- [DO THIS]
The records below must be output exactly, without pictures.

═══ GIVEN DATA ═══

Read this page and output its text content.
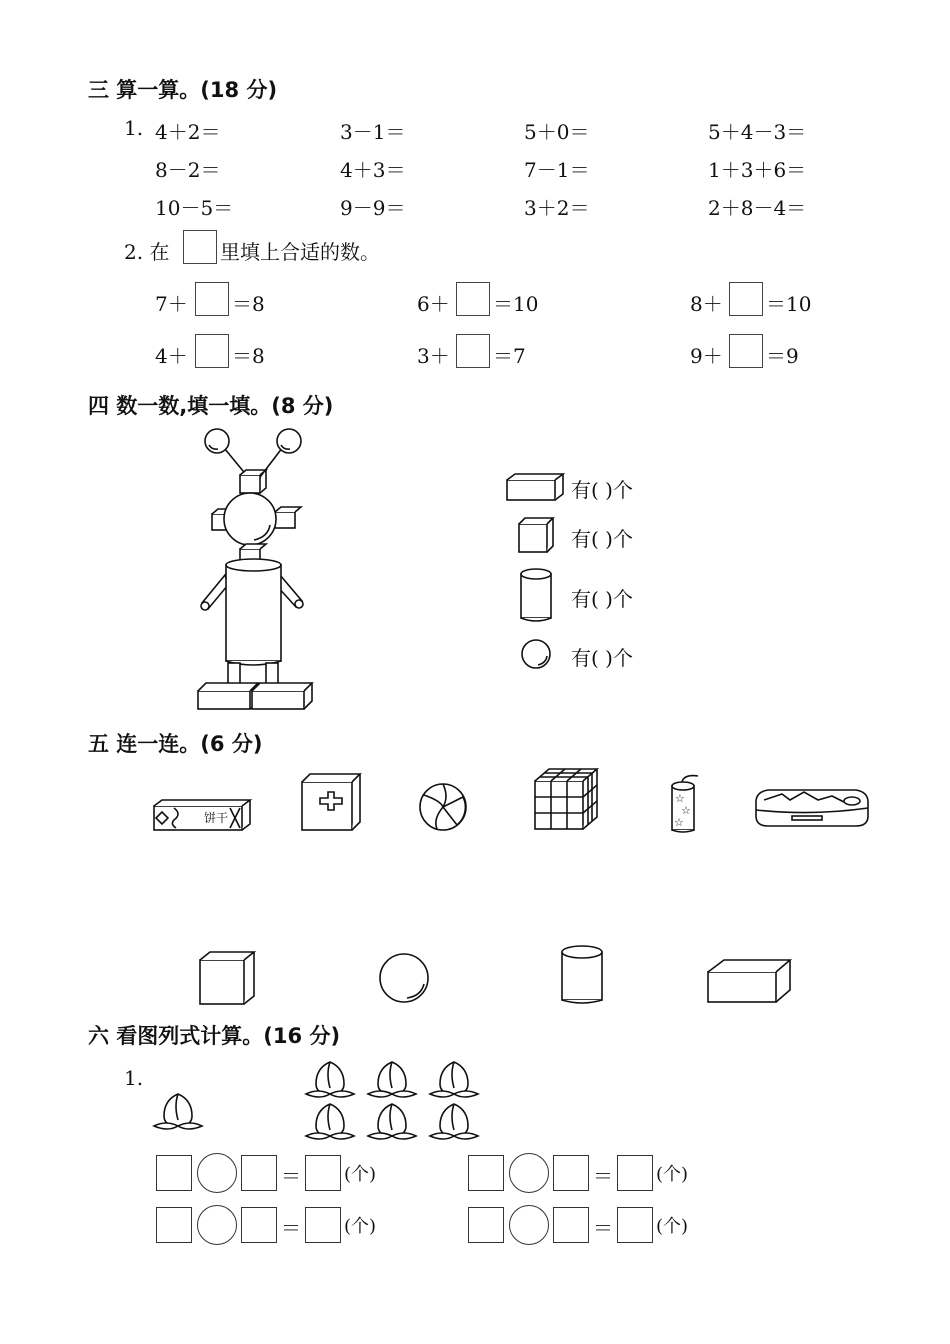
三 算一算。(18 分)
1. 4＋2＝	3－1＝	5＋0＝	5＋4－3＝
8－2＝	4＋3＝	7－1＝	1＋3＋6＝
10－5＝	9－9＝	3＋2＝	2＋8－4＝
2. 在	里填上合适的数。
7＋ ＝8	6＋ ＝10	8＋ ＝10
4＋ ＝8	3＋ ＝7	9＋ ＝9
四 数一数,填一填。(8 分)
有( )个
有( )个
有( )个
有( )个
五 连一连。(6 分)
饼干
☆
☆
☆
六 看图列式计算。(16 分)
1.
＝ (个)	＝ (个)
＝ (个)	＝ (个)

═══

- [COMPLETE OUTPUT]
Read this page and output its text content.
三 算一算。(18 分)
1. 4＋2＝	3－1＝	5＋0＝	5＋4－3＝
8－2＝	4＋3＝	7－1＝	1＋3＋6＝
10－5＝	9－9＝	3＋2＝	2＋8－4＝
2. 在	里填上合适的数。
7＋ ＝8	6＋ ＝10	8＋ ＝10
4＋ ＝8	3＋ ＝7	9＋ ＝9
四 数一数,填一填。(8 分)
有( )个
有( )个
有( )个
有( )个
五 连一连。(6 分)
饼干
☆
☆
☆
六 看图列式计算。(16 分)
1.
＝ (个)	＝ (个)
＝ (个)	＝ (个)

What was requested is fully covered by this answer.